* **A run of records**
-*-
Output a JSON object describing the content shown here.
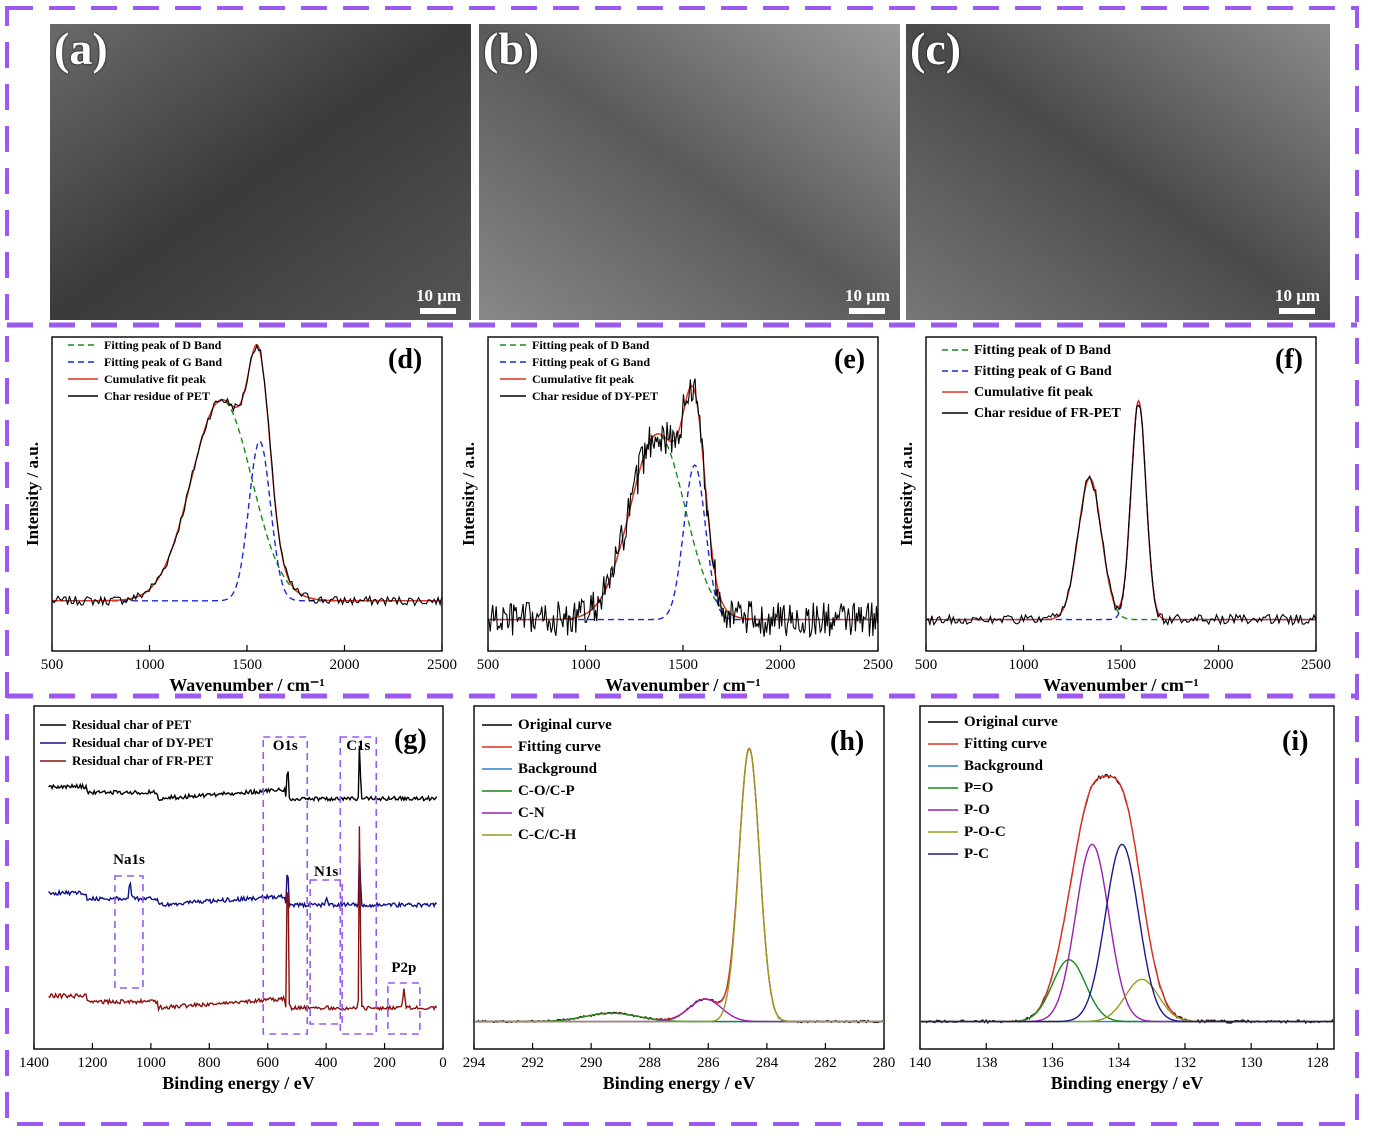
{
  "colors": {
    "frame": "#9b59f0",
    "data": "#000000",
    "fit": "#e03020",
    "d_band": "#1a8a1a",
    "g_band": "#1a2ad8",
    "background": "#2a7fd0",
    "green": "#1a8a1a",
    "purple": "#9a20b0",
    "olive": "#9a9a20",
    "navy": "#1a1a8a",
    "pet": "#000000",
    "dy_pet": "#10108a",
    "fr_pet": "#8a1010",
    "box": "#9b59f0"
  },
  "sem_panels": [
    {
      "label": "(a)",
      "scale": "10 μm"
    },
    {
      "label": "(b)",
      "scale": "10 μm"
    },
    {
      "label": "(c)",
      "scale": "10 μm"
    }
  ],
  "chart_data": [
    {
      "id": "d",
      "panel_label": "(d)",
      "type": "line",
      "xlabel": "Wavenumber / cm⁻¹",
      "ylabel": "Intensity / a.u.",
      "xlim": [
        500,
        2500
      ],
      "xticks": [
        500,
        1000,
        1500,
        2000,
        2500
      ],
      "grid": false,
      "legend_position": "top-left",
      "series": [
        {
          "name": "Fitting peak of D Band",
          "kind": "gauss",
          "color": "d_band",
          "dash": true,
          "peaks": [
            [
              1370,
              0.78,
              155
            ]
          ]
        },
        {
          "name": "Fitting peak of G Band",
          "kind": "gauss",
          "color": "g_band",
          "dash": true,
          "peaks": [
            [
              1565,
              0.62,
              55
            ]
          ]
        },
        {
          "name": "Cumulative fit peak",
          "kind": "gauss",
          "color": "fit",
          "peaks": [
            [
              1370,
              0.78,
              155
            ],
            [
              1565,
              0.62,
              55
            ]
          ]
        },
        {
          "name": "Char residue of PET",
          "kind": "noisy",
          "color": "data",
          "noise": 0.018,
          "step": 10,
          "peaks": [
            [
              1370,
              0.78,
              155
            ],
            [
              1565,
              0.62,
              55
            ]
          ]
        }
      ]
    },
    {
      "id": "e",
      "panel_label": "(e)",
      "type": "line",
      "xlabel": "Wavenumber / cm⁻¹",
      "ylabel": "Intensity / a.u.",
      "xlim": [
        500,
        2500
      ],
      "xticks": [
        500,
        1000,
        1500,
        2000,
        2500
      ],
      "grid": false,
      "legend_position": "top-left",
      "series": [
        {
          "name": "Fitting peak of D Band",
          "kind": "gauss",
          "color": "d_band",
          "dash": true,
          "peaks": [
            [
              1370,
              0.72,
              140
            ]
          ]
        },
        {
          "name": "Fitting peak of G Band",
          "kind": "gauss",
          "color": "g_band",
          "dash": true,
          "peaks": [
            [
              1560,
              0.6,
              55
            ]
          ]
        },
        {
          "name": "Cumulative fit peak",
          "kind": "gauss",
          "color": "fit",
          "peaks": [
            [
              1370,
              0.72,
              140
            ],
            [
              1560,
              0.6,
              55
            ]
          ]
        },
        {
          "name": "Char residue of DY-PET",
          "kind": "noisy",
          "color": "data",
          "noise": 0.07,
          "step": 6,
          "peaks": [
            [
              1370,
              0.72,
              140
            ],
            [
              1560,
              0.6,
              55
            ]
          ]
        }
      ]
    },
    {
      "id": "f",
      "panel_label": "(f)",
      "type": "line",
      "xlabel": "Wavenumber / cm⁻¹",
      "ylabel": "Intensity / a.u.",
      "xlim": [
        500,
        2500
      ],
      "xticks": [
        500,
        1000,
        1500,
        2000,
        2500
      ],
      "grid": false,
      "legend_position": "top-left",
      "series": [
        {
          "name": "Fitting peak of D Band",
          "kind": "gauss",
          "color": "d_band",
          "dash": true,
          "peaks": [
            [
              1340,
              0.55,
              60
            ]
          ]
        },
        {
          "name": "Fitting peak of G Band",
          "kind": "gauss",
          "color": "g_band",
          "dash": true,
          "peaks": [
            [
              1590,
              0.85,
              38
            ]
          ]
        },
        {
          "name": "Cumulative fit peak",
          "kind": "gauss",
          "color": "fit",
          "peaks": [
            [
              1340,
              0.55,
              60
            ],
            [
              1590,
              0.85,
              38
            ]
          ]
        },
        {
          "name": "Char residue of FR-PET",
          "kind": "noisy",
          "color": "data",
          "noise": 0.02,
          "step": 10,
          "peaks": [
            [
              1340,
              0.55,
              60
            ],
            [
              1590,
              0.85,
              38
            ]
          ]
        }
      ]
    },
    {
      "id": "g",
      "panel_label": "(g)",
      "type": "line",
      "xlabel": "Binding energy / eV",
      "ylabel": "",
      "xlim": [
        1400,
        0
      ],
      "xticks": [
        1400,
        1200,
        1000,
        800,
        600,
        400,
        200,
        0
      ],
      "grid": false,
      "legend_position": "top-left",
      "series": [
        {
          "name": "Residual char of PET",
          "kind": "survey",
          "color": "pet",
          "base": 0.73,
          "peaks": [
            [
              532,
              0.12,
              2
            ],
            [
              285,
              0.18,
              2
            ]
          ]
        },
        {
          "name": "Residual char of DY-PET",
          "kind": "survey",
          "color": "dy_pet",
          "base": 0.42,
          "peaks": [
            [
              1072,
              0.05,
              3
            ],
            [
              532,
              0.14,
              2
            ],
            [
              400,
              0.02,
              3
            ],
            [
              285,
              0.19,
              2
            ]
          ]
        },
        {
          "name": "Residual char of FR-PET",
          "kind": "survey",
          "color": "fr_pet",
          "base": 0.12,
          "peaks": [
            [
              532,
              0.55,
              2
            ],
            [
              285,
              0.6,
              2
            ],
            [
              134,
              0.06,
              3
            ]
          ]
        }
      ],
      "annotations": [
        {
          "text": "O1s",
          "x": 540
        },
        {
          "text": "C1s",
          "x": 290
        },
        {
          "text": "Na1s",
          "x": 1075
        },
        {
          "text": "N1s",
          "x": 400
        },
        {
          "text": "P2p",
          "x": 134
        }
      ]
    },
    {
      "id": "h",
      "panel_label": "(h)",
      "type": "line",
      "xlabel": "Binding energy / eV",
      "ylabel": "",
      "xlim": [
        294,
        280
      ],
      "xticks": [
        294,
        292,
        290,
        288,
        286,
        284,
        282,
        280
      ],
      "grid": false,
      "legend_position": "top-left",
      "series": [
        {
          "name": "Original curve",
          "kind": "noisy",
          "color": "data",
          "noise": 0.004,
          "step": 0.05,
          "peaks": [
            [
              284.6,
              0.97,
              0.35
            ],
            [
              286.1,
              0.08,
              0.55
            ],
            [
              289.3,
              0.03,
              0.9
            ]
          ]
        },
        {
          "name": "Fitting curve",
          "kind": "gauss",
          "color": "fit",
          "peaks": [
            [
              284.6,
              0.97,
              0.35
            ],
            [
              286.1,
              0.08,
              0.55
            ],
            [
              289.3,
              0.03,
              0.9
            ]
          ]
        },
        {
          "name": "Background",
          "kind": "gauss",
          "color": "background",
          "peaks": []
        },
        {
          "name": "C-O/C-P",
          "kind": "gauss",
          "color": "green",
          "peaks": [
            [
              289.3,
              0.03,
              0.9
            ]
          ]
        },
        {
          "name": "C-N",
          "kind": "gauss",
          "color": "purple",
          "peaks": [
            [
              286.1,
              0.08,
              0.55
            ]
          ]
        },
        {
          "name": "C-C/C-H",
          "kind": "gauss",
          "color": "olive",
          "peaks": [
            [
              284.6,
              0.97,
              0.35
            ]
          ]
        }
      ]
    },
    {
      "id": "i",
      "panel_label": "(i)",
      "type": "line",
      "xlabel": "Binding energy / eV",
      "ylabel": "",
      "xlim": [
        140,
        127.5
      ],
      "xticks": [
        140,
        138,
        136,
        134,
        132,
        130,
        128
      ],
      "grid": false,
      "legend_position": "top-left",
      "series": [
        {
          "name": "Original curve",
          "kind": "noisy",
          "color": "data",
          "noise": 0.006,
          "step": 0.05,
          "peaks": [
            [
              135.5,
              0.22,
              0.5
            ],
            [
              134.8,
              0.63,
              0.5
            ],
            [
              133.3,
              0.15,
              0.5
            ],
            [
              133.9,
              0.63,
              0.5
            ]
          ]
        },
        {
          "name": "Fitting curve",
          "kind": "gauss",
          "color": "fit",
          "peaks": [
            [
              135.5,
              0.22,
              0.5
            ],
            [
              134.8,
              0.63,
              0.5
            ],
            [
              133.3,
              0.15,
              0.5
            ],
            [
              133.9,
              0.63,
              0.5
            ]
          ]
        },
        {
          "name": "Background",
          "kind": "gauss",
          "color": "background",
          "peaks": []
        },
        {
          "name": "P=O",
          "kind": "gauss",
          "color": "green",
          "peaks": [
            [
              135.5,
              0.22,
              0.5
            ]
          ]
        },
        {
          "name": "P-O",
          "kind": "gauss",
          "color": "purple",
          "peaks": [
            [
              134.8,
              0.63,
              0.5
            ]
          ]
        },
        {
          "name": "P-O-C",
          "kind": "gauss",
          "color": "olive",
          "peaks": [
            [
              133.3,
              0.15,
              0.5
            ]
          ]
        },
        {
          "name": "P-C",
          "kind": "gauss",
          "color": "navy",
          "peaks": [
            [
              133.9,
              0.63,
              0.5
            ]
          ]
        }
      ]
    }
  ]
}
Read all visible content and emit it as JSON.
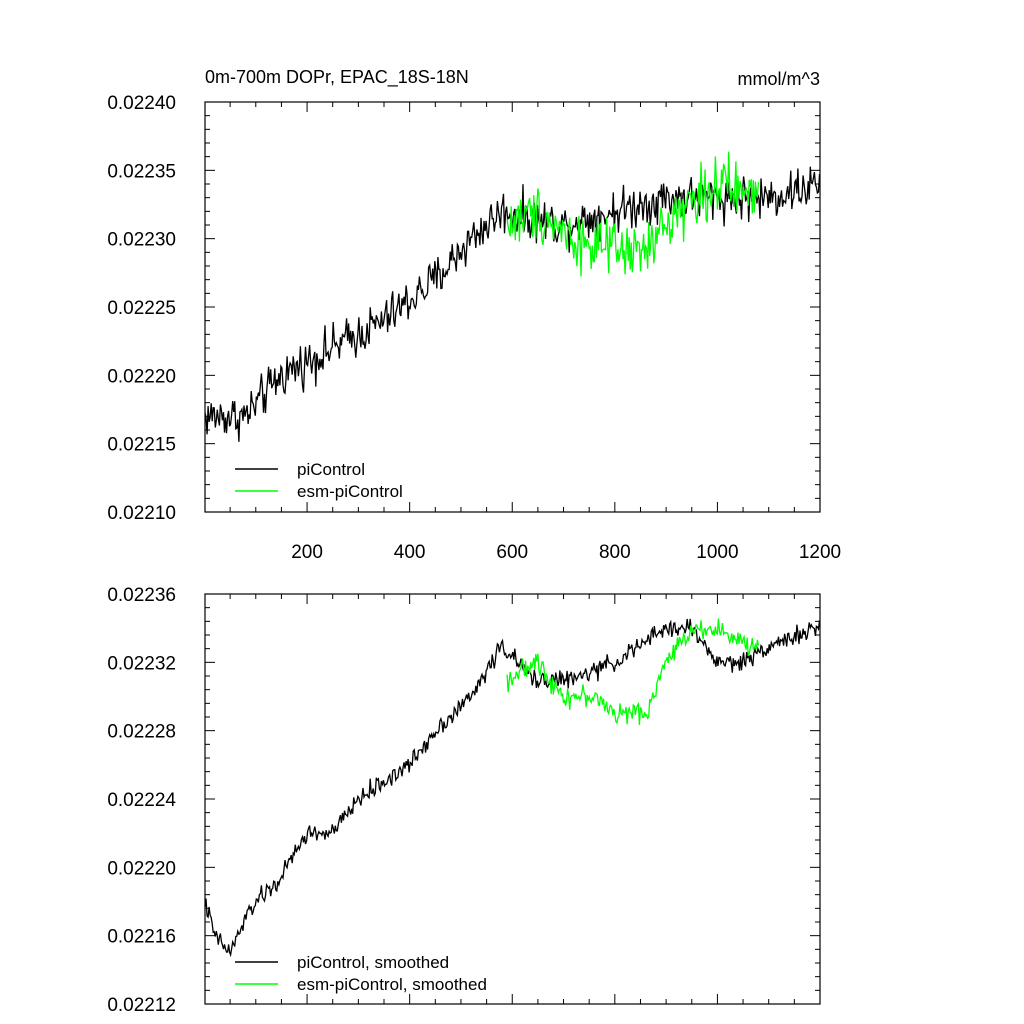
-*-
* **Objective**
Across the records, count the lines holding the string "Residual". Give the number and stop.

* **Response**
3